— START —

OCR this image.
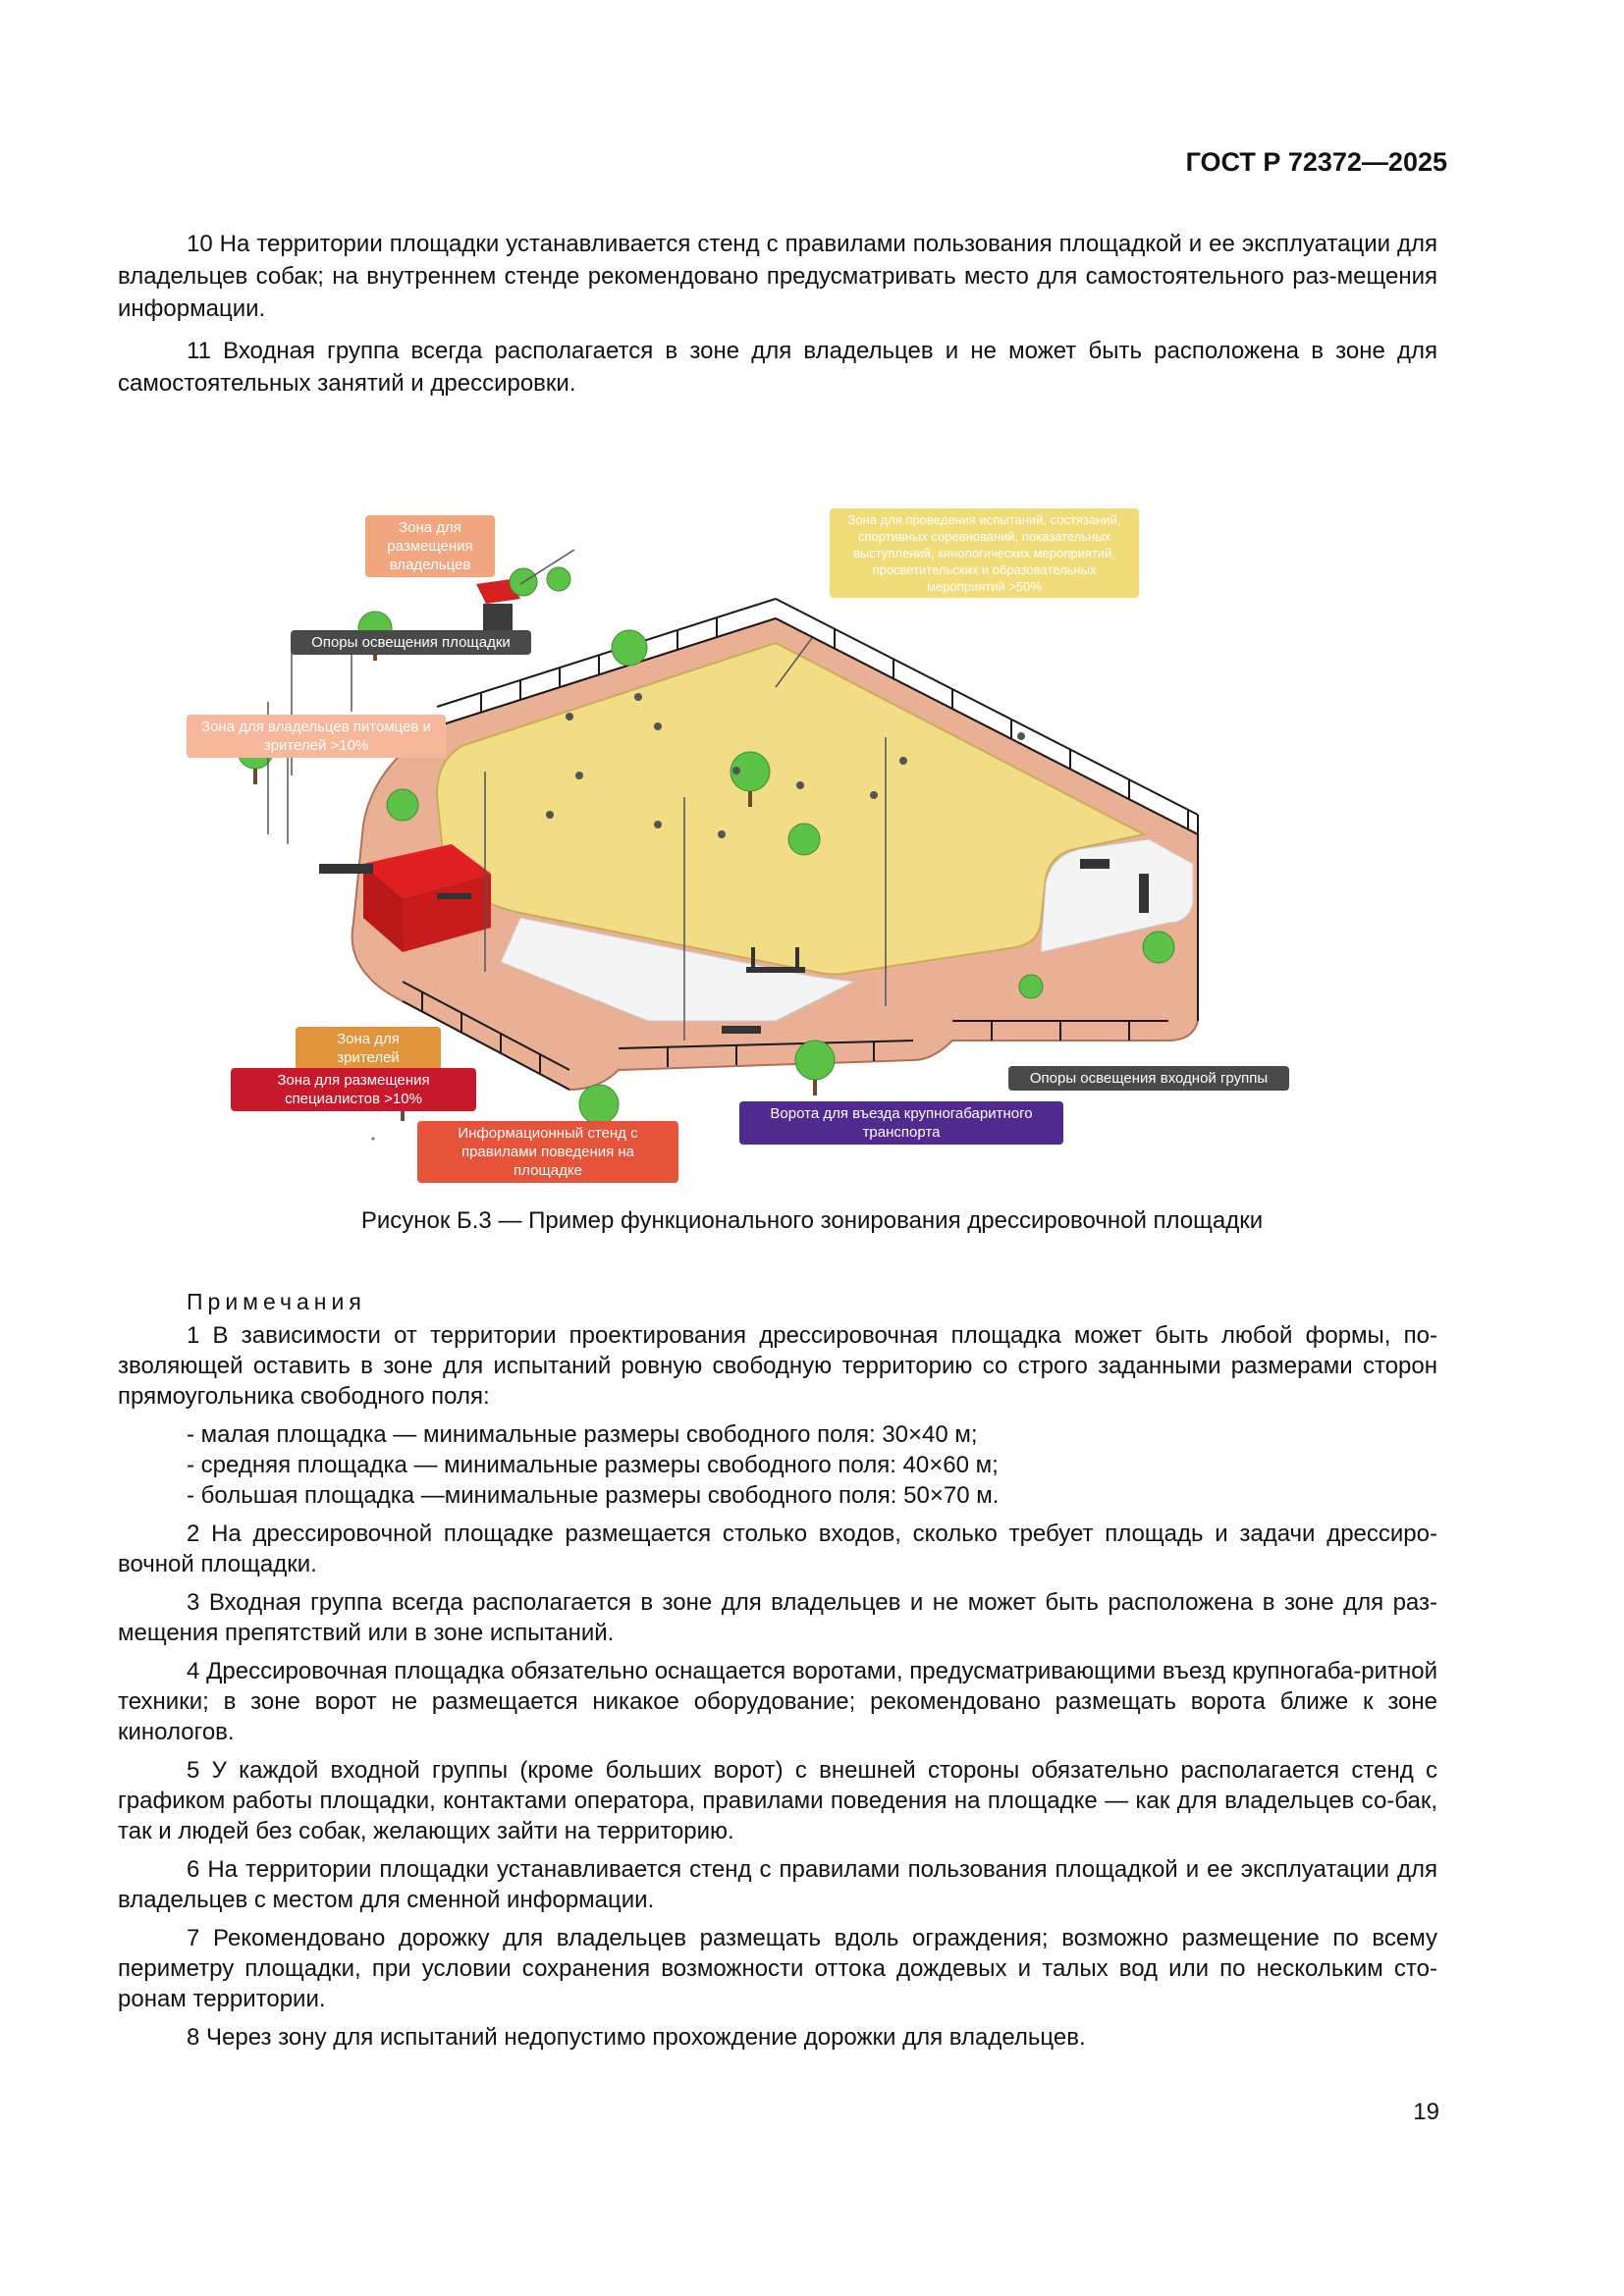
ГОСТ Р 72372—2025

10 На территории площадки устанавливается стенд с правилами пользования площадкой и ее эксплуатации для владельцев собак; на внутреннем стенде рекомендовано предусматривать место для самостоятельного раз-мещения информации.

11 Входная группа всегда располагается в зоне для владельцев и не может быть расположена в зоне для самостоятельных занятий и дрессировки.

Зона для размещения владельцев
Зона для проведения испытаний, состязаний, спортивных соревнований, показательных выступлений, кинологических мероприятий, просветительских и образовательных мероприятий >50%
Опоры освещения площадки
Зона для владельцев питомцев и зрителей >10%
Зона для зрителей
Зона для размещения специалистов >10%
Информационный стенд с правилами поведения на площадке
Ворота для въезда крупногабаритного транспорта
Опоры освещения входной группы
Рисунок Б.3 — Пример функционального зонирования дрессировочной площадки
Примечания

1 В зависимости от территории проектирования дрессировочная площадка может быть любой формы, по-зволяющей оставить в зоне для испытаний ровную свободную территорию со строго заданными размерами сторон прямоугольника свободного поля:

- малая площадка — минимальные размеры свободного поля: 30×40 м;
- средняя площадка — минимальные размеры свободного поля: 40×60 м;
- большая площадка —минимальные размеры свободного поля: 50×70 м.

2 На дрессировочной площадке размещается столько входов, сколько требует площадь и задачи дрессиро-вочной площадки.

3 Входная группа всегда располагается в зоне для владельцев и не может быть расположена в зоне для раз-мещения препятствий или в зоне испытаний.

4 Дрессировочная площадка обязательно оснащается воротами, предусматривающими въезд крупногаба-ритной техники; в зоне ворот не размещается никакое оборудование; рекомендовано размещать ворота ближе к зоне кинологов.

5 У каждой входной группы (кроме больших ворот) с внешней стороны обязательно располагается стенд с графиком работы площадки, контактами оператора, правилами поведения на площадке — как для владельцев со-бак, так и людей без собак, желающих зайти на территорию.

6 На территории площадки устанавливается стенд с правилами пользования площадкой и ее эксплуатации для владельцев с местом для сменной информации.

7 Рекомендовано дорожку для владельцев размещать вдоль ограждения; возможно размещение по всему периметру площадки, при условии сохранения возможности оттока дождевых и талых вод или по нескольким сто-ронам территории.

8 Через зону для испытаний недопустимо прохождение дорожки для владельцев.

19
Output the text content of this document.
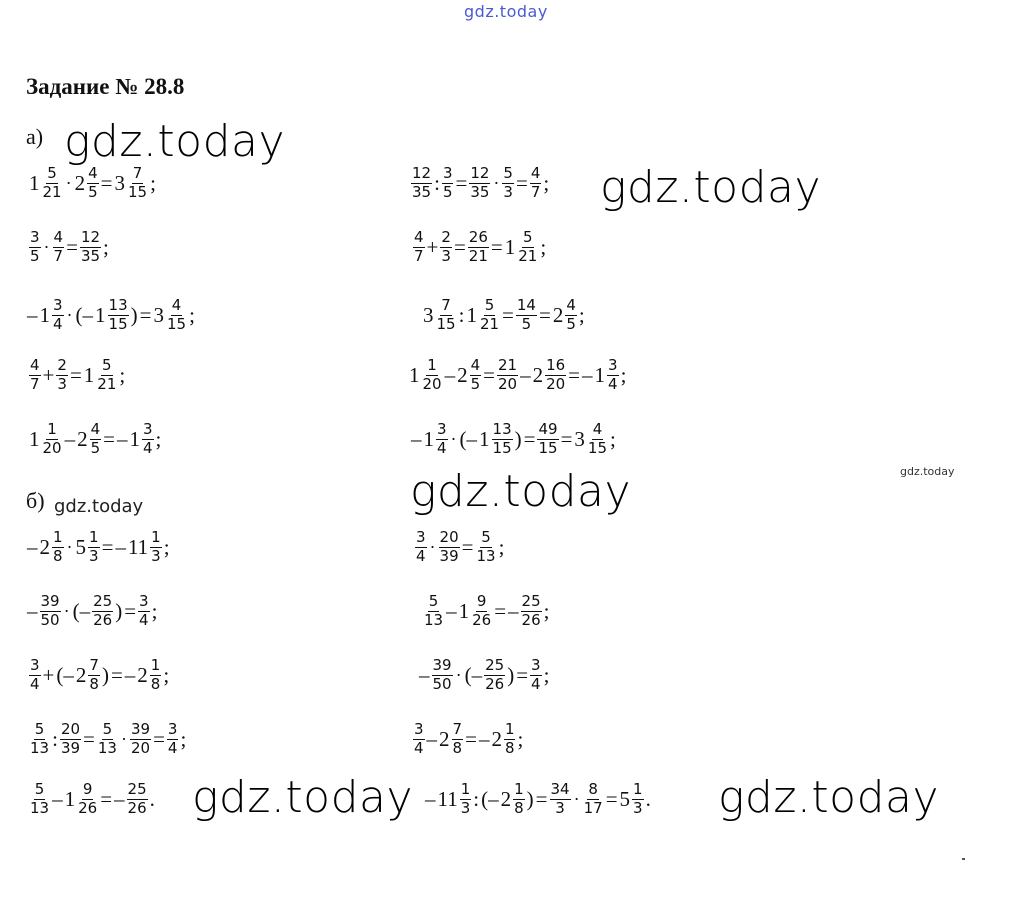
gdz.today
gdz.today
gdz.today
gdz.today
gdz.today
gdz.today
gdz.today	gdz.today
Задание № 28.8
а)
б)
$1 \frac{5}{21} \cdot 2 \frac{4}{5} = 3 \frac{7}{15}$ ;
$\frac{3}{5} \cdot \frac{4}{7} = \frac{12}{35}$ ;
– $1 \frac{3}{4}$ · (– $1 \frac{13}{15}$ ) = $3 \frac{4}{15}$ ;
$\frac{4}{7} + \frac{2}{3} = 1 \frac{5}{21}$ ;
$1 \frac{1}{20} - 2 \frac{4}{5}$ = – $1 \frac{3}{4}$ ;
$\frac{12}{35}$ : $\frac{3}{5} = \frac{12}{35} \cdot \frac{5}{3} = \frac{4}{7}$ ;
$\frac{4}{7} + \frac{2}{3} = \frac{26}{21} = 1 \frac{5}{21}$ ;
$3 \frac{7}{15}$ : $1 \frac{5}{21} = \frac{14}{5} = 2 \frac{4}{5}$ ;
$1 \frac{1}{20} - 2 \frac{4}{5} = \frac{21}{20} - 2 \frac{16}{20}$ = – $1 \frac{3}{4}$ ;
– $1 \frac{3}{4}$ · (– $1 \frac{13}{15}$ ) = $\frac{49}{15} = 3 \frac{4}{15}$ ;
– $2 \frac{1}{8} \cdot 5 \frac{1}{3}$ = – $11 \frac{1}{3}$ ;
– $\frac{39}{50}$ · (– $\frac{25}{26}$ ) = $\frac{3}{4}$ ;
$\frac{3}{4}$ + (– $2 \frac{7}{8}$ ) = – $2 \frac{1}{8}$ ;
$\frac{5}{13}$ : $\frac{20}{39} = \frac{5}{13} \cdot \frac{39}{20} = \frac{3}{4}$ ;
$\frac{5}{13} - 1 \frac{9}{26}$ = – $\frac{25}{26}$ .
$\frac{3}{4} \cdot \frac{20}{39} = \frac{5}{13}$ ;
$\frac{5}{13} - 1 \frac{9}{26}$ = – $\frac{25}{26}$ ;
– $\frac{39}{50}$ · (– $\frac{25}{26}$ ) = $\frac{3}{4}$ ;
$\frac{3}{4} - 2 \frac{7}{8}$ = – $2 \frac{1}{8}$ ;
– $11 \frac{1}{3}$ : (– $2 \frac{1}{8}$ ) = $\frac{34}{3} \cdot \frac{8}{17} = 5 \frac{1}{3}$ .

— END —

#### Short problem:
Select the lines that carry the string "свободного" and copy them.

#### Answer to this exercise:
1 В зависимости от территории проектирования дрессировочная площадка может быть любой формы, по-зволяющей оставить в зоне для испытаний ровную свободную территорию со строго заданными размерами сторон прямоугольника свободного поля:
- малая площадка — минимальные размеры свободного поля: 30×40 м;
- средняя площадка — минимальные размеры свободного поля: 40×60 м;
- большая площадка —минимальные размеры свободного поля: 50×70 м.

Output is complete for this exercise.